** BEGIN **

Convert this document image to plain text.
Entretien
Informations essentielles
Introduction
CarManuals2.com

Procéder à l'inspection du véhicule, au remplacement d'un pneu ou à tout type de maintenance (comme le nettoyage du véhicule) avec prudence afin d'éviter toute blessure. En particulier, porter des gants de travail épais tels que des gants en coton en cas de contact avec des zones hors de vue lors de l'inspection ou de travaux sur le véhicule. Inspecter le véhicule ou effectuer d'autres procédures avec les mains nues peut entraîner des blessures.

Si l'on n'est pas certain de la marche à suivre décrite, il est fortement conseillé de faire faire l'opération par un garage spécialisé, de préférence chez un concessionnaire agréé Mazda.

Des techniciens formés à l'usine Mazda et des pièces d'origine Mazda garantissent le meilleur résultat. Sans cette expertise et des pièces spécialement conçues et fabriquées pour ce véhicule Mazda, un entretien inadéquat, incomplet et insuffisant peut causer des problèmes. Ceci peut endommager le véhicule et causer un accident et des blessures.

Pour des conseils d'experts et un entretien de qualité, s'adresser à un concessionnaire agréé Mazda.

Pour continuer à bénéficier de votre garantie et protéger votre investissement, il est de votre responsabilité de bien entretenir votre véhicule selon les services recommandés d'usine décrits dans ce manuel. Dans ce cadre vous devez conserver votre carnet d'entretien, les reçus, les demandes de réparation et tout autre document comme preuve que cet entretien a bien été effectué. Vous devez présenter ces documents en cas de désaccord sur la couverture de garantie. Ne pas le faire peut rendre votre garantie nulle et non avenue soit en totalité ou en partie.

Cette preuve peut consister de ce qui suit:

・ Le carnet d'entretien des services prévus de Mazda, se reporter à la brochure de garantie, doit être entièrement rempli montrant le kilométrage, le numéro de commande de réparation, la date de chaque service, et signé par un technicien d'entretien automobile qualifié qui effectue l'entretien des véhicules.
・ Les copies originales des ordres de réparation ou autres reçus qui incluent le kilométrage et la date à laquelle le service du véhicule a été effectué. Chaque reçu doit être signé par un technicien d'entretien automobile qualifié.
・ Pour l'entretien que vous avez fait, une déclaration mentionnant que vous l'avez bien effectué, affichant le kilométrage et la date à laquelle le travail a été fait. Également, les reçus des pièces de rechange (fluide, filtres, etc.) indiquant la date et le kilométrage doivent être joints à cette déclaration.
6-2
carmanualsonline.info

** END **

#### TASK DETAILS
Return all of the entries exactly as written.

#### FINAL RESULT
Convert this document image to plain text.
Entretien
Informations essentielles
Introduction
CarManuals2.com

Procéder à l'inspection du véhicule, au remplacement d'un pneu ou à tout type de maintenance (comme le nettoyage du véhicule) avec prudence afin d'éviter toute blessure. En particulier, porter des gants de travail épais tels que des gants en coton en cas de contact avec des zones hors de vue lors de l'inspection ou de travaux sur le véhicule. Inspecter le véhicule ou effectuer d'autres procédures avec les mains nues peut entraîner des blessures.

Si l'on n'est pas certain de la marche à suivre décrite, il est fortement conseillé de faire faire l'opération par un garage spécialisé, de préférence chez un concessionnaire agréé Mazda.

Des techniciens formés à l'usine Mazda et des pièces d'origine Mazda garantissent le meilleur résultat. Sans cette expertise et des pièces spécialement conçues et fabriquées pour ce véhicule Mazda, un entretien inadéquat, incomplet et insuffisant peut causer des problèmes. Ceci peut endommager le véhicule et causer un accident et des blessures.

Pour des conseils d'experts et un entretien de qualité, s'adresser à un concessionnaire agréé Mazda.

Pour continuer à bénéficier de votre garantie et protéger votre investissement, il est de votre responsabilité de bien entretenir votre véhicule selon les services recommandés d'usine décrits dans ce manuel. Dans ce cadre vous devez conserver votre carnet d'entretien, les reçus, les demandes de réparation et tout autre document comme preuve que cet entretien a bien été effectué. Vous devez présenter ces documents en cas de désaccord sur la couverture de garantie. Ne pas le faire peut rendre votre garantie nulle et non avenue soit en totalité ou en partie.

Cette preuve peut consister de ce qui suit:

・ Le carnet d'entretien des services prévus de Mazda, se reporter à la brochure de garantie, doit être entièrement rempli montrant le kilométrage, le numéro de commande de réparation, la date de chaque service, et signé par un technicien d'entretien automobile qualifié qui effectue l'entretien des véhicules.
・ Les copies originales des ordres de réparation ou autres reçus qui incluent le kilométrage et la date à laquelle le service du véhicule a été effectué. Chaque reçu doit être signé par un technicien d'entretien automobile qualifié.
・ Pour l'entretien que vous avez fait, une déclaration mentionnant que vous l'avez bien effectué, affichant le kilométrage et la date à laquelle le travail a été fait. Également, les reçus des pièces de rechange (fluide, filtres, etc.) indiquant la date et le kilométrage doivent être joints à cette déclaration.
6-2
carmanualsonline.info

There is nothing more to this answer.